-- Instructions to follow --
Select lines where the word "name" appears.

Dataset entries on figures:
- - -

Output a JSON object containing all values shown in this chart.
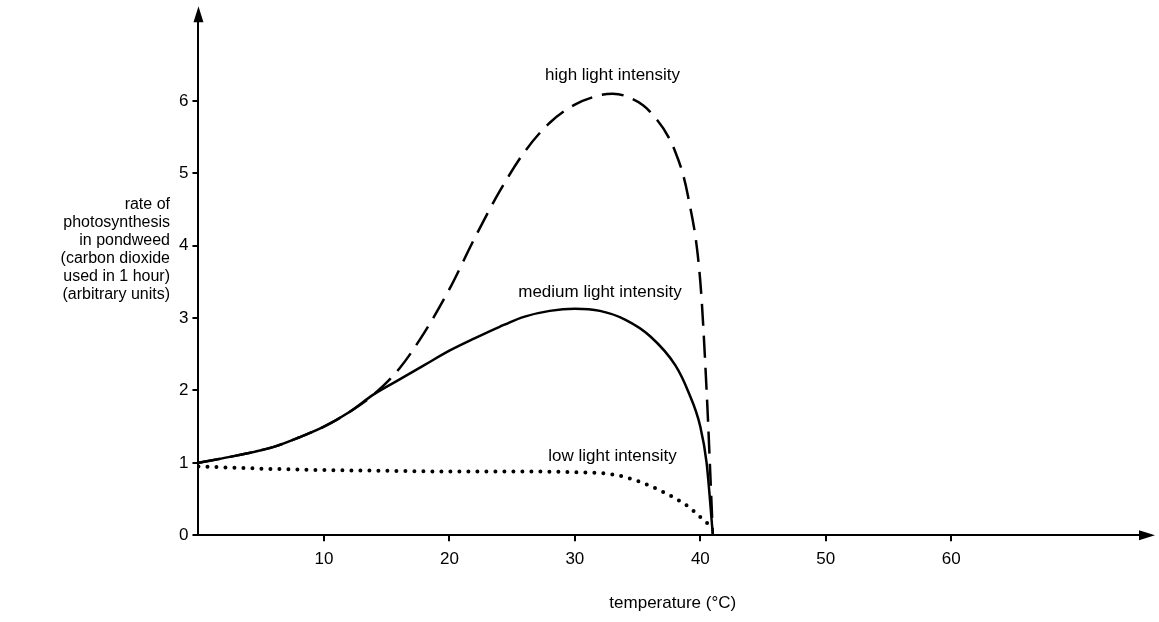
{
  "chart_data": {
    "type": "line",
    "xlabel": "temperature (°C)",
    "ylabel": "rate of photosynthesis in pondweed (carbon dioxide used in 1 hour) (arbitrary units)",
    "xlim": [
      0,
      75.6
    ],
    "xticks": [
      10,
      20,
      30,
      40,
      50,
      60
    ],
    "ylim": [
      0,
      7.2
    ],
    "yticks": [
      0,
      1,
      2,
      3,
      4,
      5,
      6
    ],
    "grid": false,
    "legend": false,
    "marker": "none",
    "series": [
      {
        "name": "high light intensity",
        "color": "#000000",
        "line_style": "dashed",
        "x": [
          0,
          3,
          6,
          8,
          10,
          12,
          14,
          16,
          18,
          20,
          22,
          24,
          26,
          28,
          30,
          32,
          33,
          34,
          36,
          38,
          39,
          40,
          40.5,
          41
        ],
        "values": [
          1.0,
          1.1,
          1.22,
          1.35,
          1.5,
          1.7,
          1.95,
          2.3,
          2.8,
          3.4,
          4.1,
          4.75,
          5.3,
          5.7,
          5.95,
          6.08,
          6.1,
          6.07,
          5.85,
          5.3,
          4.7,
          3.5,
          2.0,
          0
        ]
      },
      {
        "name": "medium light intensity",
        "color": "#000000",
        "line_style": "solid",
        "x": [
          0,
          3,
          6,
          8,
          10,
          12,
          14,
          16,
          18,
          20,
          22,
          24,
          26,
          28,
          30,
          32,
          34,
          36,
          38,
          39,
          40,
          40.5,
          41
        ],
        "values": [
          1.0,
          1.1,
          1.22,
          1.35,
          1.5,
          1.7,
          1.95,
          2.15,
          2.35,
          2.55,
          2.72,
          2.88,
          3.02,
          3.1,
          3.13,
          3.1,
          2.98,
          2.75,
          2.35,
          2.0,
          1.5,
          1.0,
          0
        ]
      },
      {
        "name": "low light intensity",
        "color": "#000000",
        "line_style": "dotted",
        "x": [
          0,
          5,
          10,
          15,
          20,
          25,
          30,
          33,
          35,
          37,
          39,
          40,
          41
        ],
        "values": [
          0.95,
          0.92,
          0.9,
          0.89,
          0.88,
          0.88,
          0.87,
          0.84,
          0.75,
          0.6,
          0.4,
          0.25,
          0.1
        ]
      }
    ]
  }
}
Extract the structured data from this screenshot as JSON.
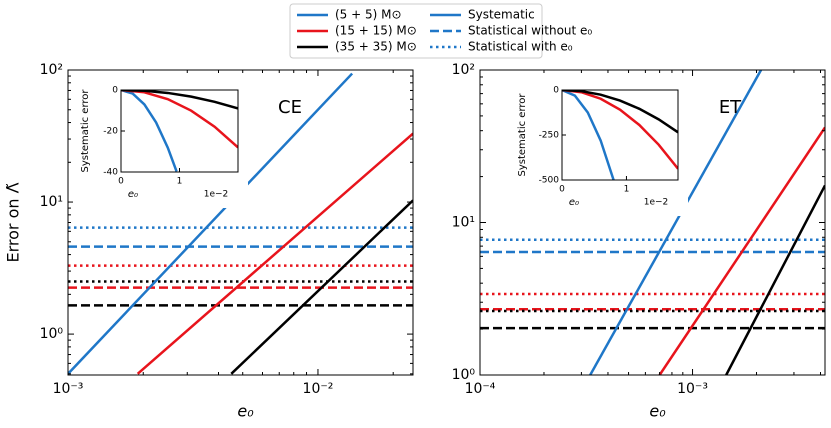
{
  "legend": {
    "masses": [
      {
        "name": "(5 + 5) M⊙",
        "color": "#1f77c8"
      },
      {
        "name": "(15 + 15) M⊙",
        "color": "#e8141c"
      },
      {
        "name": "(35 + 35) M⊙",
        "color": "#000000"
      }
    ],
    "styles": [
      {
        "name": "Systematic",
        "style": "solid"
      },
      {
        "name": "Statistical without e₀",
        "style": "dashed"
      },
      {
        "name": "Statistical with e₀",
        "style": "dotted"
      }
    ]
  },
  "chart_data": [
    {
      "type": "line",
      "title": "CE",
      "xlabel": "e₀",
      "ylabel": "Error on Λ̃",
      "xlog": true,
      "ylog": true,
      "xlim": [
        0.001,
        0.024
      ],
      "ylim": [
        0.49,
        100
      ],
      "xticks": [
        {
          "value": 0.001,
          "label": "10⁻³"
        },
        {
          "value": 0.01,
          "label": "10⁻²"
        }
      ],
      "yticks": [
        {
          "value": 1,
          "label": "10⁰"
        },
        {
          "value": 10,
          "label": "10¹"
        },
        {
          "value": 100,
          "label": "10²"
        }
      ],
      "series": [
        {
          "color": "#1f77c8",
          "style": "solid",
          "x": [
            0.001,
            0.0137
          ],
          "values": [
            0.5,
            94
          ]
        },
        {
          "color": "#e8141c",
          "style": "solid",
          "x": [
            0.0019,
            0.024
          ],
          "values": [
            0.5,
            33
          ]
        },
        {
          "color": "#000000",
          "style": "solid",
          "x": [
            0.0045,
            0.024
          ],
          "values": [
            0.5,
            10.3
          ]
        }
      ],
      "levels": [
        {
          "color": "#1f77c8",
          "style": "dotted",
          "value": 6.4
        },
        {
          "color": "#1f77c8",
          "style": "dashed",
          "value": 4.6
        },
        {
          "color": "#e8141c",
          "style": "dotted",
          "value": 3.3
        },
        {
          "color": "#000000",
          "style": "dotted",
          "value": 2.5
        },
        {
          "color": "#e8141c",
          "style": "dashed",
          "value": 2.25
        },
        {
          "color": "#000000",
          "style": "dashed",
          "value": 1.65
        }
      ],
      "inset": {
        "ylabel": "Systematic error",
        "xlabel": "e₀",
        "x_offset": "1e−2",
        "xlim": [
          0,
          2
        ],
        "ylim": [
          -40,
          0
        ],
        "xticks": [
          0,
          1
        ],
        "yticks": [
          0,
          -20,
          -40
        ],
        "series": [
          {
            "color": "#1f77c8",
            "x": [
              0,
              0.2,
              0.4,
              0.6,
              0.8,
              0.95
            ],
            "values": [
              0,
              -1.76,
              -7.04,
              -15.84,
              -28.16,
              -39.71
            ]
          },
          {
            "color": "#e8141c",
            "x": [
              0,
              0.4,
              0.8,
              1.2,
              1.6,
              2.0
            ],
            "values": [
              0,
              -1.12,
              -4.48,
              -10.08,
              -17.92,
              -28
            ]
          },
          {
            "color": "#000000",
            "x": [
              0,
              0.4,
              0.8,
              1.2,
              1.6,
              2.0
            ],
            "values": [
              0,
              -0.36,
              -1.44,
              -3.24,
              -5.76,
              -9
            ]
          }
        ]
      }
    },
    {
      "type": "line",
      "title": "ET",
      "xlabel": "e₀",
      "xlog": true,
      "ylog": true,
      "xlim": [
        0.0001,
        0.0042
      ],
      "ylim": [
        1,
        100
      ],
      "xticks": [
        {
          "value": 0.0001,
          "label": "10⁻⁴"
        },
        {
          "value": 0.001,
          "label": "10⁻³"
        }
      ],
      "yticks": [
        {
          "value": 1,
          "label": "10⁰"
        },
        {
          "value": 10,
          "label": "10¹"
        },
        {
          "value": 100,
          "label": "10²"
        }
      ],
      "series": [
        {
          "color": "#1f77c8",
          "style": "solid",
          "x": [
            0.00033,
            0.0021
          ],
          "values": [
            1,
            100
          ]
        },
        {
          "color": "#e8141c",
          "style": "solid",
          "x": [
            0.0007,
            0.0042
          ],
          "values": [
            1,
            42
          ]
        },
        {
          "color": "#000000",
          "style": "solid",
          "x": [
            0.00144,
            0.0042
          ],
          "values": [
            1,
            17.5
          ]
        }
      ],
      "levels": [
        {
          "color": "#1f77c8",
          "style": "dotted",
          "value": 7.7
        },
        {
          "color": "#1f77c8",
          "style": "dashed",
          "value": 6.4
        },
        {
          "color": "#e8141c",
          "style": "dotted",
          "value": 3.4
        },
        {
          "color": "#e8141c",
          "style": "dashed",
          "value": 2.7
        },
        {
          "color": "#000000",
          "style": "dotted",
          "value": 2.63
        },
        {
          "color": "#000000",
          "style": "dashed",
          "value": 2.03
        }
      ],
      "inset": {
        "ylabel": "Systematic error",
        "xlabel": "e₀",
        "x_offset": "1e−2",
        "xlim": [
          0,
          1.8
        ],
        "ylim": [
          -500,
          0
        ],
        "xticks": [
          0,
          1
        ],
        "yticks": [
          0,
          -250,
          -500
        ],
        "series": [
          {
            "color": "#1f77c8",
            "x": [
              0,
              0.2,
              0.4,
              0.6,
              0.8
            ],
            "values": [
              0,
              -31.2,
              -124.8,
              -280.8,
              -499.2
            ]
          },
          {
            "color": "#e8141c",
            "x": [
              0,
              0.3,
              0.6,
              0.9,
              1.2,
              1.5,
              1.8
            ],
            "values": [
              0,
              -12.2,
              -48.6,
              -109.4,
              -194.4,
              -303.8,
              -437.4
            ]
          },
          {
            "color": "#000000",
            "x": [
              0,
              0.3,
              0.6,
              0.9,
              1.2,
              1.5,
              1.8
            ],
            "values": [
              0,
              -6.5,
              -26.1,
              -58.7,
              -104.4,
              -163.1,
              -234.9
            ]
          }
        ]
      }
    }
  ]
}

- - -

-- Answer in full --
        "name": "high light intensity",
        "name": "medium light intensity",
        "name": "low light intensity",
        "name": "(5 + 5) M⊙",
        "name": "(15 + 15) M⊙",
        "name": "(35 + 35) M⊙",
        "name": "Systematic",
        "name": "Statistical without e₀",
        "name": "Statistical with e₀",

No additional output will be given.